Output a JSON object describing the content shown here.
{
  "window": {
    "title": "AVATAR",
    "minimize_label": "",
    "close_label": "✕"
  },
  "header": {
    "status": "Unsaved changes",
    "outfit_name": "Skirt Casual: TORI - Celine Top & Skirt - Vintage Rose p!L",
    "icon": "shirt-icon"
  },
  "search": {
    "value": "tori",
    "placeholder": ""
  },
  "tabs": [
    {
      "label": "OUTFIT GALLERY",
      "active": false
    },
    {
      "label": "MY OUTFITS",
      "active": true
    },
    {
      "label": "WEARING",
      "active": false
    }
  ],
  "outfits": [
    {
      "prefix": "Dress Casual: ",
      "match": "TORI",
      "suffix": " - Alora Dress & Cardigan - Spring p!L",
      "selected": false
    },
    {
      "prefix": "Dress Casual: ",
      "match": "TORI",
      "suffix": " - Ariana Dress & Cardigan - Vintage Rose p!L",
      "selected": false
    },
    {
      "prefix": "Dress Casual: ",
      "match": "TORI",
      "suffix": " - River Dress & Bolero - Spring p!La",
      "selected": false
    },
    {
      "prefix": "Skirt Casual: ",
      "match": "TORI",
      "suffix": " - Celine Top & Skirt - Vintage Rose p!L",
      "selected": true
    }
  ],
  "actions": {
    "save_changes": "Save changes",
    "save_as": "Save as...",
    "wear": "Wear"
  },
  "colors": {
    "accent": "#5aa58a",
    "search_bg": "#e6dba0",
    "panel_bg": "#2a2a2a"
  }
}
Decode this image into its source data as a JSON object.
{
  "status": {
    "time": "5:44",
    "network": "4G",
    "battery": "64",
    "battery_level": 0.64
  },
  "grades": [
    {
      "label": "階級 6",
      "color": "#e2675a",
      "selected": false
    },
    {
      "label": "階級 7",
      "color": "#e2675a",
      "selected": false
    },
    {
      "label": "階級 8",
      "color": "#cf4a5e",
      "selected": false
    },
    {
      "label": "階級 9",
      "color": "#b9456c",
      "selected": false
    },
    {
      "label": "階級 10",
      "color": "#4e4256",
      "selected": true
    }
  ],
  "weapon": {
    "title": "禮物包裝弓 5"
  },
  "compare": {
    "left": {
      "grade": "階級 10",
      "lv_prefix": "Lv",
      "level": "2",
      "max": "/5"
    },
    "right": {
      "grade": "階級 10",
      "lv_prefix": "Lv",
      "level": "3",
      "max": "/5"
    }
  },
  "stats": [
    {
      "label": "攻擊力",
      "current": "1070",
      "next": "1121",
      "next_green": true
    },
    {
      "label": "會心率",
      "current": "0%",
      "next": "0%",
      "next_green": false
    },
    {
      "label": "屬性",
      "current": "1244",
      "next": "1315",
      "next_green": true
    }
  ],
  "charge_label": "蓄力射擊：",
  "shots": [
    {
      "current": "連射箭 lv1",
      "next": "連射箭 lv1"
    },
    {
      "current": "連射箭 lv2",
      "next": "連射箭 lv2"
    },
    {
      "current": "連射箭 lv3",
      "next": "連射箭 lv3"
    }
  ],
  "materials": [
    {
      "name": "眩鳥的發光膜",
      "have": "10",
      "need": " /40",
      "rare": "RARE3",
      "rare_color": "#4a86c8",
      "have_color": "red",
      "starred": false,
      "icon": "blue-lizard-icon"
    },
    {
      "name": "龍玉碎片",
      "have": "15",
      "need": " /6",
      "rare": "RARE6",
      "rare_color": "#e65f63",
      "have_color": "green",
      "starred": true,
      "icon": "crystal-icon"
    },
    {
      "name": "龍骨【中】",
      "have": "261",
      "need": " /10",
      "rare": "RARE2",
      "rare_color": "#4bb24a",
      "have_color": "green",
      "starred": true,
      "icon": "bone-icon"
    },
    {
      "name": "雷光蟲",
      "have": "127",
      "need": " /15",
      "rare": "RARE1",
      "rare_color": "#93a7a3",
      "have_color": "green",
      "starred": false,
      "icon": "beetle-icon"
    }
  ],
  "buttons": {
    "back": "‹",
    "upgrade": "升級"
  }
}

Task brief: Set down each entry again, unchanged.

Answer for the task:
Output a JSON object describing the content shown here.
{
  "window": {
    "title": "AVATAR",
    "minimize_label": "",
    "close_label": "✕"
  },
  "header": {
    "status": "Unsaved changes",
    "outfit_name": "Skirt Casual: TORI - Celine Top & Skirt - Vintage Rose p!L",
    "icon": "shirt-icon"
  },
  "search": {
    "value": "tori",
    "placeholder": ""
  },
  "tabs": [
    {
      "label": "OUTFIT GALLERY",
      "active": false
    },
    {
      "label": "MY OUTFITS",
      "active": true
    },
    {
      "label": "WEARING",
      "active": false
    }
  ],
  "outfits": [
    {
      "prefix": "Dress Casual: ",
      "match": "TORI",
      "suffix": " - Alora Dress & Cardigan - Spring p!L",
      "selected": false
    },
    {
      "prefix": "Dress Casual: ",
      "match": "TORI",
      "suffix": " - Ariana Dress & Cardigan - Vintage Rose p!L",
      "selected": false
    },
    {
      "prefix": "Dress Casual: ",
      "match": "TORI",
      "suffix": " - River Dress & Bolero - Spring p!La",
      "selected": false
    },
    {
      "prefix": "Skirt Casual: ",
      "match": "TORI",
      "suffix": " - Celine Top & Skirt - Vintage Rose p!L",
      "selected": true
    }
  ],
  "actions": {
    "save_changes": "Save changes",
    "save_as": "Save as...",
    "wear": "Wear"
  },
  "colors": {
    "accent": "#5aa58a",
    "search_bg": "#e6dba0",
    "panel_bg": "#2a2a2a"
  }
}
Decode this image into its source data as a JSON object.
{
  "status": {
    "time": "5:44",
    "network": "4G",
    "battery": "64",
    "battery_level": 0.64
  },
  "grades": [
    {
      "label": "階級 6",
      "color": "#e2675a",
      "selected": false
    },
    {
      "label": "階級 7",
      "color": "#e2675a",
      "selected": false
    },
    {
      "label": "階級 8",
      "color": "#cf4a5e",
      "selected": false
    },
    {
      "label": "階級 9",
      "color": "#b9456c",
      "selected": false
    },
    {
      "label": "階級 10",
      "color": "#4e4256",
      "selected": true
    }
  ],
  "weapon": {
    "title": "禮物包裝弓 5"
  },
  "compare": {
    "left": {
      "grade": "階級 10",
      "lv_prefix": "Lv",
      "level": "2",
      "max": "/5"
    },
    "right": {
      "grade": "階級 10",
      "lv_prefix": "Lv",
      "level": "3",
      "max": "/5"
    }
  },
  "stats": [
    {
      "label": "攻擊力",
      "current": "1070",
      "next": "1121",
      "next_green": true
    },
    {
      "label": "會心率",
      "current": "0%",
      "next": "0%",
      "next_green": false
    },
    {
      "label": "屬性",
      "current": "1244",
      "next": "1315",
      "next_green": true
    }
  ],
  "charge_label": "蓄力射擊：",
  "shots": [
    {
      "current": "連射箭 lv1",
      "next": "連射箭 lv1"
    },
    {
      "current": "連射箭 lv2",
      "next": "連射箭 lv2"
    },
    {
      "current": "連射箭 lv3",
      "next": "連射箭 lv3"
    }
  ],
  "materials": [
    {
      "name": "眩鳥的發光膜",
      "have": "10",
      "need": " /40",
      "rare": "RARE3",
      "rare_color": "#4a86c8",
      "have_color": "red",
      "starred": false,
      "icon": "blue-lizard-icon"
    },
    {
      "name": "龍玉碎片",
      "have": "15",
      "need": " /6",
      "rare": "RARE6",
      "rare_color": "#e65f63",
      "have_color": "green",
      "starred": true,
      "icon": "crystal-icon"
    },
    {
      "name": "龍骨【中】",
      "have": "261",
      "need": " /10",
      "rare": "RARE2",
      "rare_color": "#4bb24a",
      "have_color": "green",
      "starred": true,
      "icon": "bone-icon"
    },
    {
      "name": "雷光蟲",
      "have": "127",
      "need": " /15",
      "rare": "RARE1",
      "rare_color": "#93a7a3",
      "have_color": "green",
      "starred": false,
      "icon": "beetle-icon"
    }
  ],
  "buttons": {
    "back": "‹",
    "upgrade": "升級"
  }
}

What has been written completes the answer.